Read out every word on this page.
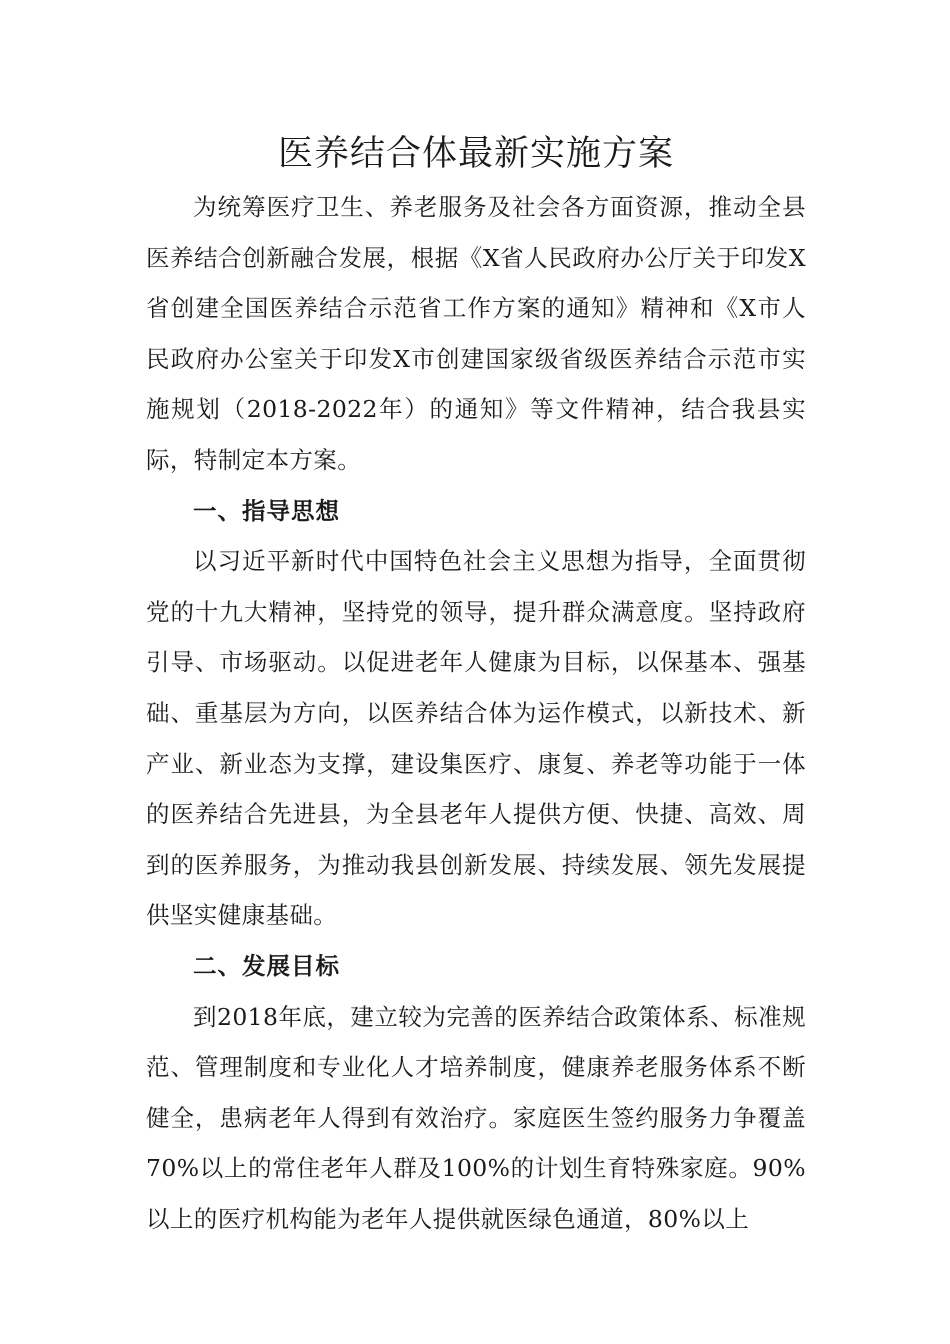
医养结合体最新实施方案

为统筹医疗卫生、养老服务及社会各方面资源，推动全县医养结合创新融合发展，根据《X省人民政府办公厅关于印发X省创建全国医养结合示范省工作方案的通知》精神和《X市人民政府办公室关于印发X市创建国家级省级医养结合示范市实施规划（2018-2022年）的通知》等文件精神，结合我县实际，特制定本方案。

一、指导思想

以习近平新时代中国特色社会主义思想为指导，全面贯彻党的十九大精神，坚持党的领导，提升群众满意度。坚持政府引导、市场驱动。以促进老年人健康为目标，以保基本、强基础、重基层为方向，以医养结合体为运作模式，以新技术、新产业、新业态为支撑，建设集医疗、康复、养老等功能于一体的医养结合先进县，为全县老年人提供方便、快捷、高效、周到的医养服务，为推动我县创新发展、持续发展、领先发展提供坚实健康基础。

二、发展目标

到2018年底，建立较为完善的医养结合政策体系、标准规范、管理制度和专业化人才培养制度，健康养老服务体系不断健全，患病老年人得到有效治疗。家庭医生签约服务力争覆盖70%以上的常住老年人群及100%的计划生育特殊家庭。90%以上的医疗机构能为老年人提供就医绿色通道，80%以上
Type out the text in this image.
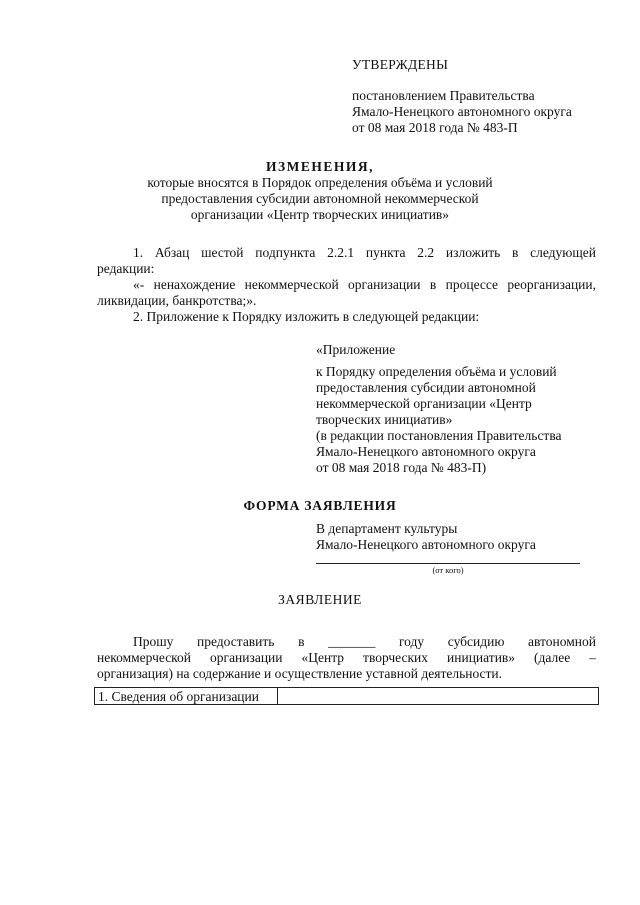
УТВЕРЖДЕНЫ
постановлением Правительства
Ямало-Ненецкого автономного округа
от 08 мая 2018 года № 483-П
ИЗМЕНЕНИЯ,
которые вносятся в Порядок определения объёма и условий
предоставления субсидии автономной некоммерческой
организации «Центр творческих инициатив»
1. Абзац шестой подпункта 2.2.1 пункта 2.2 изложить в следующей
редакции:
«- ненахождение некоммерческой организации в процессе реорганизации,
ликвидации, банкротства;».
2. Приложение к Порядку изложить в следующей редакции:
«Приложение
к Порядку определения объёма и условий
предоставления субсидии автономной
некоммерческой организации «Центр
творческих инициатив»
(в редакции постановления Правительства
Ямало-Ненецкого автономного округа
от 08 мая 2018 года № 483-П)
ФОРМА ЗАЯВЛЕНИЯ
В департамент культуры
Ямало-Ненецкого автономного округа
(от кого)
ЗАЯВЛЕНИЕ
Прошу предоставить в _______ году субсидию автономной
некоммерческой организации «Центр творческих инициатив» (далее –
организация) на содержание и осуществление уставной деятельности.
1. Сведения об организации
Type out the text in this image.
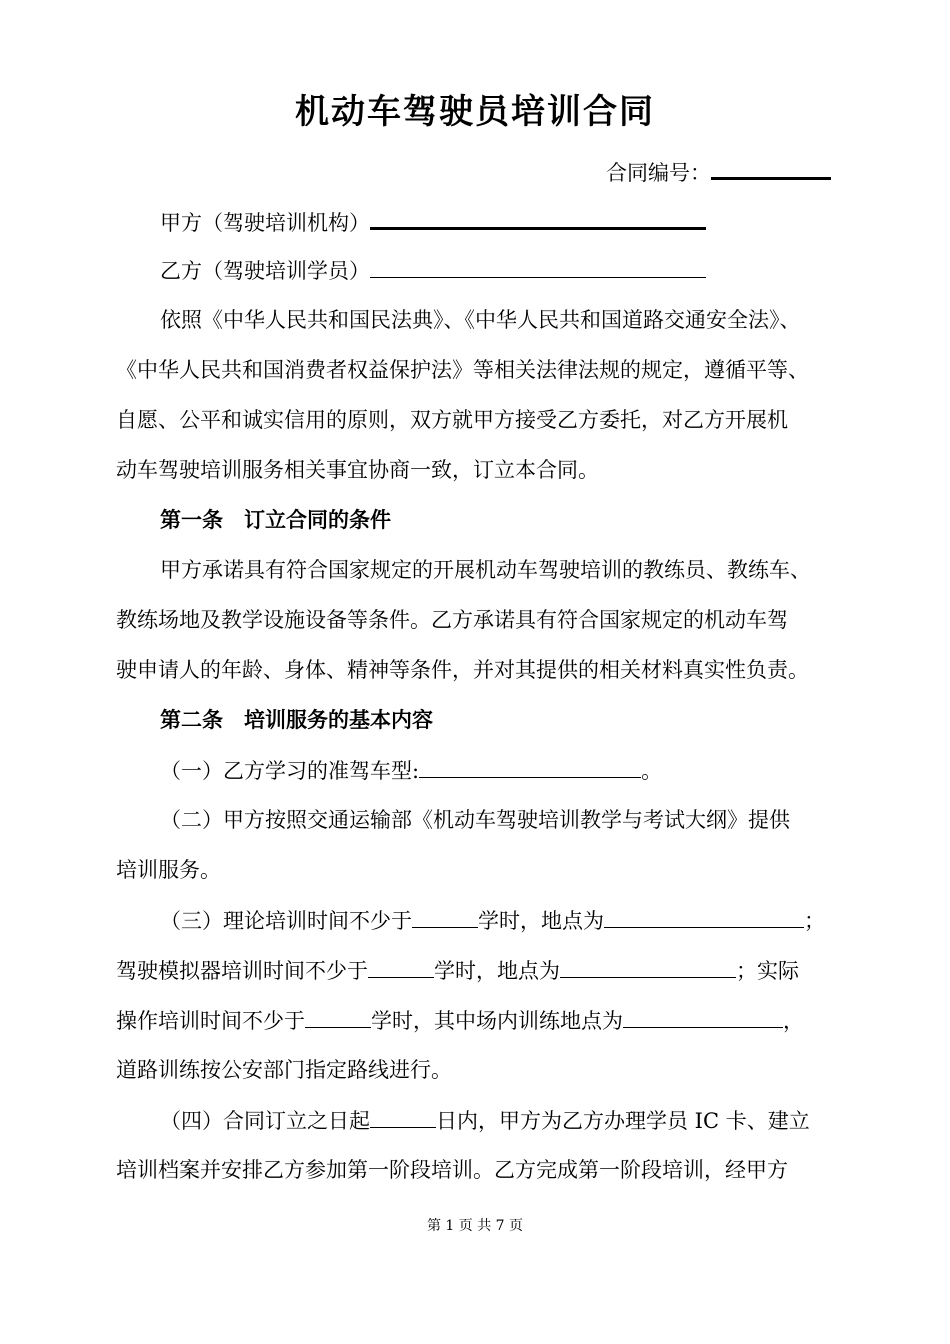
机动车驾驶员培训合同
合同编号：
甲方（驾驶培训机构）
乙方（驾驶培训学员）
依照《中华人民共和国民法典》、《中华人民共和国道路交通安全法》、
《中华人民共和国消费者权益保护法》等相关法律法规的规定，遵循平等、
自愿、公平和诚实信用的原则，双方就甲方接受乙方委托，对乙方开展机
动车驾驶培训服务相关事宜协商一致，订立本合同。
第一条　订立合同的条件
甲方承诺具有符合国家规定的开展机动车驾驶培训的教练员、教练车、
教练场地及教学设施设备等条件。乙方承诺具有符合国家规定的机动车驾
驶申请人的年龄、身体、精神等条件，并对其提供的相关材料真实性负责。
第二条　培训服务的基本内容
（一）乙方学习的准驾车型:	。
（二）甲方按照交通运输部《机动车驾驶培训教学与考试大纲》提供
培训服务。
（三）理论培训时间不少于	学时，地点为	；
驾驶模拟器培训时间不少于	学时，地点为	；实际
操作培训时间不少于	学时，其中场内训练地点为	，
道路训练按公安部门指定路线进行。
（四）合同订立之日起	日内，甲方为乙方办理学员 IC 卡、建立
培训档案并安排乙方参加第一阶段培训。乙方完成第一阶段培训，经甲方
第 1 页 共 7 页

* [Set problem]:
Extract all the entries word for word; omit any pictures.

* [Complete response]:
Read out every word on this page.
医养结合体最新实施方案

为统筹医疗卫生、养老服务及社会各方面资源，推动全县医养结合创新融合发展，根据《X省人民政府办公厅关于印发X省创建全国医养结合示范省工作方案的通知》精神和《X市人民政府办公室关于印发X市创建国家级省级医养结合示范市实施规划（2018-2022年）的通知》等文件精神，结合我县实际，特制定本方案。

一、指导思想

以习近平新时代中国特色社会主义思想为指导，全面贯彻党的十九大精神，坚持党的领导，提升群众满意度。坚持政府引导、市场驱动。以促进老年人健康为目标，以保基本、强基础、重基层为方向，以医养结合体为运作模式，以新技术、新产业、新业态为支撑，建设集医疗、康复、养老等功能于一体的医养结合先进县，为全县老年人提供方便、快捷、高效、周到的医养服务，为推动我县创新发展、持续发展、领先发展提供坚实健康基础。

二、发展目标

到2018年底，建立较为完善的医养结合政策体系、标准规范、管理制度和专业化人才培养制度，健康养老服务体系不断健全，患病老年人得到有效治疗。家庭医生签约服务力争覆盖70%以上的常住老年人群及100%的计划生育特殊家庭。90%以上的医疗机构能为老年人提供就医绿色通道，80%以上
Type out the text in this image.
УТВЕРЖДЕНЫ
постановлением Правительства
Ямало-Ненецкого автономного округа
от 08 мая 2018 года № 483-П
ИЗМЕНЕНИЯ,
которые вносятся в Порядок определения объёма и условий
предоставления субсидии автономной некоммерческой
организации «Центр творческих инициатив»
1. Абзац шестой подпункта 2.2.1 пункта 2.2 изложить в следующей
редакции:
«- ненахождение некоммерческой организации в процессе реорганизации,
ликвидации, банкротства;».
2. Приложение к Порядку изложить в следующей редакции:
«Приложение
к Порядку определения объёма и условий
предоставления субсидии автономной
некоммерческой организации «Центр
творческих инициатив»
(в редакции постановления Правительства
Ямало-Ненецкого автономного округа
от 08 мая 2018 года № 483-П)
ФОРМА ЗАЯВЛЕНИЯ
В департамент культуры
Ямало-Ненецкого автономного округа
(от кого)
ЗАЯВЛЕНИЕ
Прошу предоставить в _______ году субсидию автономной
некоммерческой организации «Центр творческих инициатив» (далее –
организация) на содержание и осуществление уставной деятельности.
1. Сведения об организации
Type out the text in this image.
机动车驾驶员培训合同
合同编号：
甲方（驾驶培训机构）
乙方（驾驶培训学员）
依照《中华人民共和国民法典》、《中华人民共和国道路交通安全法》、
《中华人民共和国消费者权益保护法》等相关法律法规的规定，遵循平等、
自愿、公平和诚实信用的原则，双方就甲方接受乙方委托，对乙方开展机
动车驾驶培训服务相关事宜协商一致，订立本合同。
第一条　订立合同的条件
甲方承诺具有符合国家规定的开展机动车驾驶培训的教练员、教练车、
教练场地及教学设施设备等条件。乙方承诺具有符合国家规定的机动车驾
驶申请人的年龄、身体、精神等条件，并对其提供的相关材料真实性负责。
第二条　培训服务的基本内容
（一）乙方学习的准驾车型:	。
（二）甲方按照交通运输部《机动车驾驶培训教学与考试大纲》提供
培训服务。
（三）理论培训时间不少于	学时，地点为	；
驾驶模拟器培训时间不少于	学时，地点为	；实际
操作培训时间不少于	学时，其中场内训练地点为	，
道路训练按公安部门指定路线进行。
（四）合同订立之日起	日内，甲方为乙方办理学员 IC 卡、建立
培训档案并安排乙方参加第一阶段培训。乙方完成第一阶段培训，经甲方
第 1 页 共 7 页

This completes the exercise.